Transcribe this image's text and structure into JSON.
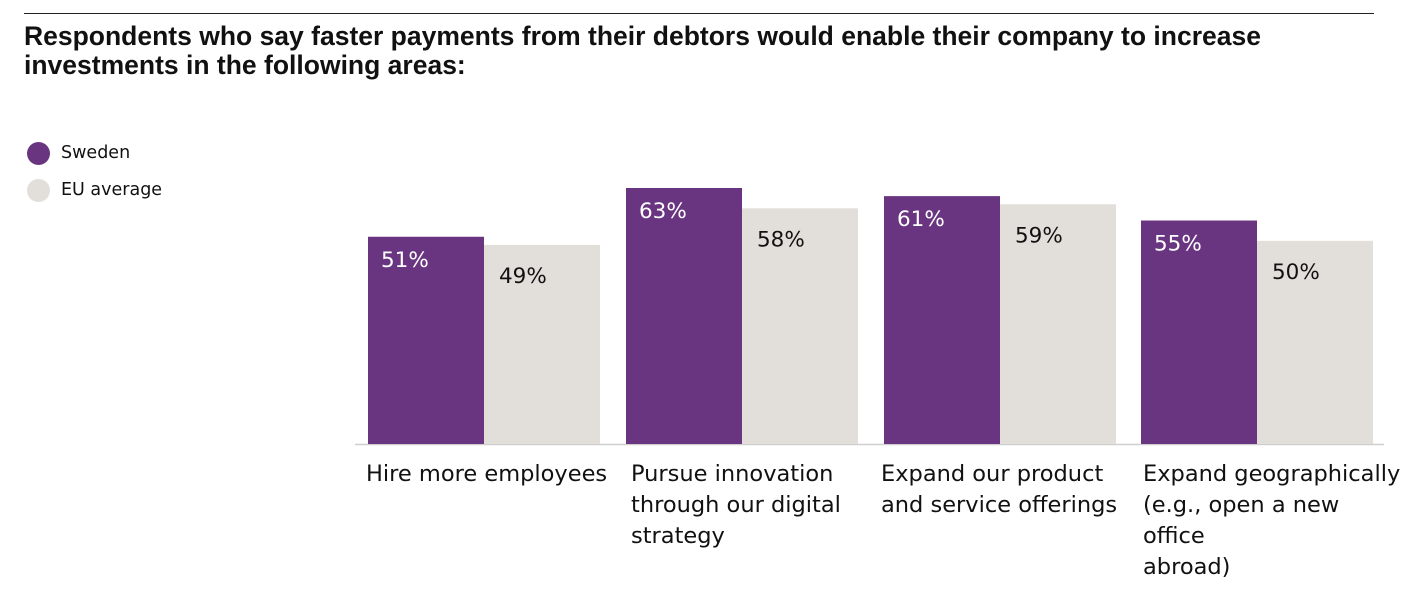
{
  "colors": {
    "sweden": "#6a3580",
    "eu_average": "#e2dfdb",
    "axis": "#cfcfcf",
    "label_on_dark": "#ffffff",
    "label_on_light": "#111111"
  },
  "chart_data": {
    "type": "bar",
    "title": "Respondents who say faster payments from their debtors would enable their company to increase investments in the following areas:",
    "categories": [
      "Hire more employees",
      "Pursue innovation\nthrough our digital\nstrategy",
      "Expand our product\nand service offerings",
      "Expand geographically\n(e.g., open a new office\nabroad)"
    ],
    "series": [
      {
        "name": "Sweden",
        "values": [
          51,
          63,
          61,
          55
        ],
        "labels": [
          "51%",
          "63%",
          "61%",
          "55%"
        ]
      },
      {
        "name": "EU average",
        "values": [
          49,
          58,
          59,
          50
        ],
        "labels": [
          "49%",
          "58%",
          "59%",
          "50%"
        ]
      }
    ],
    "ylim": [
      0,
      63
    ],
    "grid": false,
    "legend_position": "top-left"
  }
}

Goal
In the listing, find each line with the string "Expand" and copy it.

Task answer
      "Expand our product\nand service offerings",
      "Expand geographically\n(e.g., open a new office\nabroad)"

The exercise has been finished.